Task to carry out:
Wherever the word "ingresso" turns up in a line of the entries, copy that line.

Stored records:

******************************

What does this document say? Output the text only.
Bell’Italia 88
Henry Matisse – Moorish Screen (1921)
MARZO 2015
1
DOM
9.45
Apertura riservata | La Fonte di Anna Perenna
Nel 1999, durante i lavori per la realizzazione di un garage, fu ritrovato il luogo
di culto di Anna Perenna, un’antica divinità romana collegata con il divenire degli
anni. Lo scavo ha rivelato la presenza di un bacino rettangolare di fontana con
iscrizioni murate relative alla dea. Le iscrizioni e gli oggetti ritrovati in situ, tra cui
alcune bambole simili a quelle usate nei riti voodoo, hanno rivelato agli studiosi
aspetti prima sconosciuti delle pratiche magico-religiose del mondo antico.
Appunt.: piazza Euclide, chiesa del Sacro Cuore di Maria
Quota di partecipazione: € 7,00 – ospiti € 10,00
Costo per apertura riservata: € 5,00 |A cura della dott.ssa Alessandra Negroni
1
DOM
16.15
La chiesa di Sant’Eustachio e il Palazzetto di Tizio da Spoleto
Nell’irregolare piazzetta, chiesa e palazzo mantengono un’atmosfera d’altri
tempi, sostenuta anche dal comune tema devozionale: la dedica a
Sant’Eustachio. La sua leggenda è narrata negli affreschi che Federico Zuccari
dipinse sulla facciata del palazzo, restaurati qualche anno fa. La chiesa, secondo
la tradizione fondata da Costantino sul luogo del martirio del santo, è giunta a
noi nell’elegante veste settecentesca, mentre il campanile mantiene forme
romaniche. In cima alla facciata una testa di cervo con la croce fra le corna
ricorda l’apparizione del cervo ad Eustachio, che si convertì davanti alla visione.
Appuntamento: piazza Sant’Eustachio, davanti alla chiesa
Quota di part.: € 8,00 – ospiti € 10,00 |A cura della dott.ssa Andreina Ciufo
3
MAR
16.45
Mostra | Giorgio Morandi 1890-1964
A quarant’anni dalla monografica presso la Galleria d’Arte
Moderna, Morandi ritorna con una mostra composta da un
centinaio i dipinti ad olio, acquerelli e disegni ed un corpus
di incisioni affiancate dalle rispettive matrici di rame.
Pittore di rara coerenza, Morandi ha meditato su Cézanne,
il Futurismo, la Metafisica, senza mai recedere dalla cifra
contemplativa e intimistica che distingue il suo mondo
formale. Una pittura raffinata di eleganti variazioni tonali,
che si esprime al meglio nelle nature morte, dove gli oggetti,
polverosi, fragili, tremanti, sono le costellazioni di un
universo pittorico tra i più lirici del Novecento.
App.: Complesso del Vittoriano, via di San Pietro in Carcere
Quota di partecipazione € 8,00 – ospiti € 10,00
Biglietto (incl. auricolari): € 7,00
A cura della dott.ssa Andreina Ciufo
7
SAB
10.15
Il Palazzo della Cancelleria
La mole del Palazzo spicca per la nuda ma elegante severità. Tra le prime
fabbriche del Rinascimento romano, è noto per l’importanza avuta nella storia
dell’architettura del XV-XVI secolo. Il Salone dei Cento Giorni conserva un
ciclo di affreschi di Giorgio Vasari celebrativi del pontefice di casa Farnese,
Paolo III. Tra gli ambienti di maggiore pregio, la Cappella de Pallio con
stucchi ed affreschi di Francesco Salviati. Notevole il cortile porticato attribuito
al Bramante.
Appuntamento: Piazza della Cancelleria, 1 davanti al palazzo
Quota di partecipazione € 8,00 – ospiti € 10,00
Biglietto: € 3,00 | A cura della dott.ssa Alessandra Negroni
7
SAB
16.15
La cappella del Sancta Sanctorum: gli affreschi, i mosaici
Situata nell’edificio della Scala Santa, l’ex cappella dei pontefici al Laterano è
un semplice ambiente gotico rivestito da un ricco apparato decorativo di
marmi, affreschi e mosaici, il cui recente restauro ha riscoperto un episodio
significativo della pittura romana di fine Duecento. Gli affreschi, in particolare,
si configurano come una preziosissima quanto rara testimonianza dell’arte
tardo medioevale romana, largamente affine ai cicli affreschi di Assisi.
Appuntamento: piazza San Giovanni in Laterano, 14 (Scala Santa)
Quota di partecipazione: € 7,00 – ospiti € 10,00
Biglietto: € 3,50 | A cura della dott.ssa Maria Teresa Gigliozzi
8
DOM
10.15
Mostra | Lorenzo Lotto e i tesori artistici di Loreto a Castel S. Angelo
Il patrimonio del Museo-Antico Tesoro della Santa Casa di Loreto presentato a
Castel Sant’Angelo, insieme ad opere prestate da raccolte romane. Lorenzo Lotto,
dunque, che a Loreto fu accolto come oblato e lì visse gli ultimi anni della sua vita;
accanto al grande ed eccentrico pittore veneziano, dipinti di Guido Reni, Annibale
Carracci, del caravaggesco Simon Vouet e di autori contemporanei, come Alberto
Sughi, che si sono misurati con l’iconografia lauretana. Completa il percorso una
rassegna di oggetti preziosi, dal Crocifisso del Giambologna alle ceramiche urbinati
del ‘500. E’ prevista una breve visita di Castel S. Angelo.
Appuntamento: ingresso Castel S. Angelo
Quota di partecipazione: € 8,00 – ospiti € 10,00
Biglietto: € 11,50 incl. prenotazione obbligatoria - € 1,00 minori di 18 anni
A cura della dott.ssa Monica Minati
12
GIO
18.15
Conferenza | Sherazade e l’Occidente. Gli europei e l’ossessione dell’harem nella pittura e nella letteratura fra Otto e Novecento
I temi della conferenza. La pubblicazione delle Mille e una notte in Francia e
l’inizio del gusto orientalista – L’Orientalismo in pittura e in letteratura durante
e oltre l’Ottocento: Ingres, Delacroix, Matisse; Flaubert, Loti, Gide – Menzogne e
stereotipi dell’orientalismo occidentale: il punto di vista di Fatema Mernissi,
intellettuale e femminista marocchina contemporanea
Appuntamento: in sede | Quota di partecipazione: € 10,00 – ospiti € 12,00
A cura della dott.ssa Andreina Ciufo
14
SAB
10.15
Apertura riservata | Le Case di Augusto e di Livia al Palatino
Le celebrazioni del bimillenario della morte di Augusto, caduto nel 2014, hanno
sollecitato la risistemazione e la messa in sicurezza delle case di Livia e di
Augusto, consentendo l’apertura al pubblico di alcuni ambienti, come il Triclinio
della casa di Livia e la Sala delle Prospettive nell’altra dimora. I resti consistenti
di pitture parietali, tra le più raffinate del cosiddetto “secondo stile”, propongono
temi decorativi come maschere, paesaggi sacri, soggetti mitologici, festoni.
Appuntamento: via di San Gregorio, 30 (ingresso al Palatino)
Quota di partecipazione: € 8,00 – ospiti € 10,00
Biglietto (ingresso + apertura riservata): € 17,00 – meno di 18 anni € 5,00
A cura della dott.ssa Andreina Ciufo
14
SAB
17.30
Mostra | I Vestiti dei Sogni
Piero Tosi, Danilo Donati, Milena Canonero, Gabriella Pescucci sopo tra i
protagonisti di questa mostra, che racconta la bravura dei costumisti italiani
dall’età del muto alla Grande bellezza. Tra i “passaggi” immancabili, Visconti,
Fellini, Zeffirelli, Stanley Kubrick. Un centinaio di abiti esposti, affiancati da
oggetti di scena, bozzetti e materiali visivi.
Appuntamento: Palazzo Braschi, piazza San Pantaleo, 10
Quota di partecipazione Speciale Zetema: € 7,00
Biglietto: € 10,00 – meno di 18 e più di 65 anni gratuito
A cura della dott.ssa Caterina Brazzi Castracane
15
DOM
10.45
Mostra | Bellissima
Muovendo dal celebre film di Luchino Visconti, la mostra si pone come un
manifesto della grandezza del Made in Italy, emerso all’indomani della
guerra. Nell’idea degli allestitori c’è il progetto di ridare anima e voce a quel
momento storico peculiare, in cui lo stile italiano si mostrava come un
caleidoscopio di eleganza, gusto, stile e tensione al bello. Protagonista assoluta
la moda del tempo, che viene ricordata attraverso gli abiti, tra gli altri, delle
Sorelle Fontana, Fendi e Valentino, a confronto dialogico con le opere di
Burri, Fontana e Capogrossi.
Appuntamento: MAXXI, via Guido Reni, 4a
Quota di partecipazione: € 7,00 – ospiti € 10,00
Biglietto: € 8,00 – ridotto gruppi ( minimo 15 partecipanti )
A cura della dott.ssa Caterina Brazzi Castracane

******************************

Reply:
Appuntamento: ingresso Castel S. Angelo
Appuntamento: via di San Gregorio, 30 (ingresso al Palatino)
Biglietto (ingresso + apertura riservata): € 17,00 – meno di 18 anni € 5,00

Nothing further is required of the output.